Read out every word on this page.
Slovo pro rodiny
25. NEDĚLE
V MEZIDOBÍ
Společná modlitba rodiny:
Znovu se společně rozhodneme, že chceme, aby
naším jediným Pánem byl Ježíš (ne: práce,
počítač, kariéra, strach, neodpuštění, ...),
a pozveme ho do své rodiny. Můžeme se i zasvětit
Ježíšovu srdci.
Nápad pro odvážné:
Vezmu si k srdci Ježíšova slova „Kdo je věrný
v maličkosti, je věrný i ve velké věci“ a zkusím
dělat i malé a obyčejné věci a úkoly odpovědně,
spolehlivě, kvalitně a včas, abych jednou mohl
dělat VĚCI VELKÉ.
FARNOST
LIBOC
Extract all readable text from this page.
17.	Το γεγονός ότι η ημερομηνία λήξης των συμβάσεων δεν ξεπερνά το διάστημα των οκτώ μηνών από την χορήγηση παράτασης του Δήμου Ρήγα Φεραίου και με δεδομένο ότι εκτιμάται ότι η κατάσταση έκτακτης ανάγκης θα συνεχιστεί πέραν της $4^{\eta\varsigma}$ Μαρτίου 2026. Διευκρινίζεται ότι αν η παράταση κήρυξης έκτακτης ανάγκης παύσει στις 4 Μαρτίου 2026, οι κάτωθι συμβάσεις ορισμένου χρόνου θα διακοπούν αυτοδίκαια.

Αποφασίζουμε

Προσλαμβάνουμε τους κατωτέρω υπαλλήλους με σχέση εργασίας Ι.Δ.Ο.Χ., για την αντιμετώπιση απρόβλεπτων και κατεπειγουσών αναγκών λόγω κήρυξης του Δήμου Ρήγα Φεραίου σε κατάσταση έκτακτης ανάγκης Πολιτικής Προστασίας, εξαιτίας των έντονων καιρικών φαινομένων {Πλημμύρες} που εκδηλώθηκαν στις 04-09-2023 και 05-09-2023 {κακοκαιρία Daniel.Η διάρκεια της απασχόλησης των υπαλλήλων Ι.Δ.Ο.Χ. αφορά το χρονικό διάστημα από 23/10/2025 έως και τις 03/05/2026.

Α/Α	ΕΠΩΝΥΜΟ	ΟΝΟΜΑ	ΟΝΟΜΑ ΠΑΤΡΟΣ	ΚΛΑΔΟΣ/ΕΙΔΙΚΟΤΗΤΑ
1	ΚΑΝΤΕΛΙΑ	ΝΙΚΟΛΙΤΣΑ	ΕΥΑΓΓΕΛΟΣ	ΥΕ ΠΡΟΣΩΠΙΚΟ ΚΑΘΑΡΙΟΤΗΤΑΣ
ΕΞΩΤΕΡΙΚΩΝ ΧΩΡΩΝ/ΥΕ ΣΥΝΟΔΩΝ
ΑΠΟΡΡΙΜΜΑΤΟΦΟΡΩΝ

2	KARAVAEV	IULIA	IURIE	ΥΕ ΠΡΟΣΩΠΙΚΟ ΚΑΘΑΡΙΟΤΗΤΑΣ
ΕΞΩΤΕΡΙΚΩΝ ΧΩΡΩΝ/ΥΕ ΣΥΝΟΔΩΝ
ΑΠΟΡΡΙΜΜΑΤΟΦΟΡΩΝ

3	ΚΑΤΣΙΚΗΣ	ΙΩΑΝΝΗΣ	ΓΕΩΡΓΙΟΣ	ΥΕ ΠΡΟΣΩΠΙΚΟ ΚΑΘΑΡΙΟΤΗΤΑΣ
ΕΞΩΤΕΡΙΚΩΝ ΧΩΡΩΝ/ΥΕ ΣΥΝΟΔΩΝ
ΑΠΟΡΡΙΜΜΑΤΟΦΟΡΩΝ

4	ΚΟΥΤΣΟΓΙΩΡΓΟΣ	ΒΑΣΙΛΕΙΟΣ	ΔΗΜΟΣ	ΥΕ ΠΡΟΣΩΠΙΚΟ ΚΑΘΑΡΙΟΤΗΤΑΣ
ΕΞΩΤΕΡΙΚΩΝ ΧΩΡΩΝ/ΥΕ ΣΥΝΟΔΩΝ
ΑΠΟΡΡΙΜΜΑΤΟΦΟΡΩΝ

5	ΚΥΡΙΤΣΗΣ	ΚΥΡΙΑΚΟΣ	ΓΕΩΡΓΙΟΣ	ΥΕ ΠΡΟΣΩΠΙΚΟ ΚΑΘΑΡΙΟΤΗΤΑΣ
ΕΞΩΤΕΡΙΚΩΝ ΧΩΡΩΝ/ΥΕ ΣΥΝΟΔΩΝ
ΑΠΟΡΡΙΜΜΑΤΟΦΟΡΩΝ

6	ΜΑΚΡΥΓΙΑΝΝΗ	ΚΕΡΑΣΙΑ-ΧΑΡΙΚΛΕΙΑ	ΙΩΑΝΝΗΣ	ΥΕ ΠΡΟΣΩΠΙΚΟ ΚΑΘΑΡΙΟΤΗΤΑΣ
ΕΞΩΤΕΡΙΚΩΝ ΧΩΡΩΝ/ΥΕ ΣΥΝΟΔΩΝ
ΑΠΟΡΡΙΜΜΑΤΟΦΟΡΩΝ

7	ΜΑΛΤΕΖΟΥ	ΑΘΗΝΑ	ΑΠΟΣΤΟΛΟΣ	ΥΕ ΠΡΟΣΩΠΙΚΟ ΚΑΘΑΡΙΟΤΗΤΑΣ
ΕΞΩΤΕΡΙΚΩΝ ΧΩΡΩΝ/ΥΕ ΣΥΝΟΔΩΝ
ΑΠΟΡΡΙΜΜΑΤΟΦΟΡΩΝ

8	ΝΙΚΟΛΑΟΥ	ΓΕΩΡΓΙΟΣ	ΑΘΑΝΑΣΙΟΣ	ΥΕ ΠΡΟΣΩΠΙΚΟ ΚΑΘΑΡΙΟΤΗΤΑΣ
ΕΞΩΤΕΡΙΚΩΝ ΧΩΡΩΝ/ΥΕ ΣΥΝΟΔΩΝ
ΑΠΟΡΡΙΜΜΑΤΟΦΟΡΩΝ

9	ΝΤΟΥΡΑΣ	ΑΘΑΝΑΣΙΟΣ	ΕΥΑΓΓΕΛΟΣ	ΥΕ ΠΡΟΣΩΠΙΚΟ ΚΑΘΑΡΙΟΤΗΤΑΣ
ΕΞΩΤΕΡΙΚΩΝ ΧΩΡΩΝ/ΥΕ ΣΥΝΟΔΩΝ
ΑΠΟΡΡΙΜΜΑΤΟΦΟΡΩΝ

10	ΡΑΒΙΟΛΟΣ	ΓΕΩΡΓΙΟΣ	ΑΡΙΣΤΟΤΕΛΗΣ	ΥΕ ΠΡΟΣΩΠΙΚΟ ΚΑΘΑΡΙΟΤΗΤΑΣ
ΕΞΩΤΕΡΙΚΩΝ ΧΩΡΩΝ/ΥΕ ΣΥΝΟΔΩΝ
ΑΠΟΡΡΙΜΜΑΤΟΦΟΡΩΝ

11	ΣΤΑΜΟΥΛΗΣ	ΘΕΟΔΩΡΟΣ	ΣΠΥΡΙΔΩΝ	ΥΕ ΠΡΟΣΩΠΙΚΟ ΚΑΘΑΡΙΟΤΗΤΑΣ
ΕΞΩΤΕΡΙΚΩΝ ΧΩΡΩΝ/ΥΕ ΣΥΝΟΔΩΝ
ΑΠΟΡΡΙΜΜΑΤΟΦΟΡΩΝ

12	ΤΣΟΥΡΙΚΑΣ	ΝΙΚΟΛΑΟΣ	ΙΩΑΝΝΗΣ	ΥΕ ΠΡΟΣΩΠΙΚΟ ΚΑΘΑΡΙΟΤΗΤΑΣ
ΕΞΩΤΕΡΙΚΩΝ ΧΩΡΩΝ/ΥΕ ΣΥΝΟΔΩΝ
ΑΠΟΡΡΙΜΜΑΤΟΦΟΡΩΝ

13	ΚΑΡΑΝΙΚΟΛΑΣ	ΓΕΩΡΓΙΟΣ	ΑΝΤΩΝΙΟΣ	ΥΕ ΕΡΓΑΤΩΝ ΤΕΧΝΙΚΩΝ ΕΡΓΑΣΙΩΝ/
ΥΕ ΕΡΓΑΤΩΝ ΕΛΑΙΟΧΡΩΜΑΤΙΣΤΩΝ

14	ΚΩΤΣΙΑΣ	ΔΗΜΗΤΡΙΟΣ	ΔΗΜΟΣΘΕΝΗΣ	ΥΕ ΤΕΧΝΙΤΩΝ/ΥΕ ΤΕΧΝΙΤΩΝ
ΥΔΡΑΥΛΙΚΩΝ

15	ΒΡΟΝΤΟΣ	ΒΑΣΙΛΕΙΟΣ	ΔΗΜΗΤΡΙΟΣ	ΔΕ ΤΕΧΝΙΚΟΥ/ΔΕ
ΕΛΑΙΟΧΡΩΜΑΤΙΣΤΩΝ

_ _ _ _ _

- What is asked
Find every line containing the word "ΒΑΣΙΛΕΙΟΣ", then give the total and nothing more.

- Answer for this exercise
2